— Data shown —
# # #
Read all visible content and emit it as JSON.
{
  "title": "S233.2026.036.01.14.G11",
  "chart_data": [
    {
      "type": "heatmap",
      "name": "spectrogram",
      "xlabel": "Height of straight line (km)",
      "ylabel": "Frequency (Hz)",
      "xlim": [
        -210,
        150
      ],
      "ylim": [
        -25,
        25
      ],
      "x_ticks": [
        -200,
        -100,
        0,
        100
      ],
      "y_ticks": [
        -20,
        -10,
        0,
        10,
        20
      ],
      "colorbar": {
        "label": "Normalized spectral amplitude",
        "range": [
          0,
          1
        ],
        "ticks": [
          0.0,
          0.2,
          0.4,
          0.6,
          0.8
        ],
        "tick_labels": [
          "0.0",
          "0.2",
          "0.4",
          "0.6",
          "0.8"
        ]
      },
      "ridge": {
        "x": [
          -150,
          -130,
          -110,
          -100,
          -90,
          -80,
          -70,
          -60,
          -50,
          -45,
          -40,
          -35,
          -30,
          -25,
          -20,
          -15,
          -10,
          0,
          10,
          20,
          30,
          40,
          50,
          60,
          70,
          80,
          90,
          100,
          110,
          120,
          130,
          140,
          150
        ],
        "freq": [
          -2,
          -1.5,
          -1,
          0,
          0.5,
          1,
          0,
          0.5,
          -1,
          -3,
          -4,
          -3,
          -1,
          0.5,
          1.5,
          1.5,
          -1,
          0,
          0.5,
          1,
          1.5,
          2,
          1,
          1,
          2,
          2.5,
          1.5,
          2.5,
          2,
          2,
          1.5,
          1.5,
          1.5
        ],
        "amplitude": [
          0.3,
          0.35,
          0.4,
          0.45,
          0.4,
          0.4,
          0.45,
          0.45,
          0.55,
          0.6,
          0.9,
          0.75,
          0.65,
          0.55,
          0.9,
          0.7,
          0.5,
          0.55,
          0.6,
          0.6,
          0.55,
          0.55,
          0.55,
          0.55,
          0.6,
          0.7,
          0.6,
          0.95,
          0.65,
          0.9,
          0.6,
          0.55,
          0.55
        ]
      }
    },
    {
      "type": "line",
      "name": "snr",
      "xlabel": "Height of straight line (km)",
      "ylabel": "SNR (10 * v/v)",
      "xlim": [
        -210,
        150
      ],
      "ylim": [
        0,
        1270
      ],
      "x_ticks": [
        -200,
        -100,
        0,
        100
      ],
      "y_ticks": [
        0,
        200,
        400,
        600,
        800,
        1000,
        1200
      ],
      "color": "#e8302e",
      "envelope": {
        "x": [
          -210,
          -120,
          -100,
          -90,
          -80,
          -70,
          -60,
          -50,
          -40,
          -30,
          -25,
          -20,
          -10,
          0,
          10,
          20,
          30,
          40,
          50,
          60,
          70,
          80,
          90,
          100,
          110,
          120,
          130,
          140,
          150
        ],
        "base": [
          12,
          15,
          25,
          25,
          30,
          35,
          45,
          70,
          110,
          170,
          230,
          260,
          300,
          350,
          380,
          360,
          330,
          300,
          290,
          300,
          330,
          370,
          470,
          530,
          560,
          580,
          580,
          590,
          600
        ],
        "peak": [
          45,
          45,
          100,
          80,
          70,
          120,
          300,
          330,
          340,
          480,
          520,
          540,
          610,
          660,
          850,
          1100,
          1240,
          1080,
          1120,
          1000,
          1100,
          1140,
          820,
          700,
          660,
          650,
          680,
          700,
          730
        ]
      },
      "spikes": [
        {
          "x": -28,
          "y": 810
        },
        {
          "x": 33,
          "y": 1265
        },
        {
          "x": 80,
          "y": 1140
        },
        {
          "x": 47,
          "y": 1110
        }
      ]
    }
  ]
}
# # #
— The request —
Which lines include the word "ylabel"? List them all.

— Result of this task —
      "ylabel": "Frequency (Hz)",
      "ylabel": "SNR (10 * v/v)",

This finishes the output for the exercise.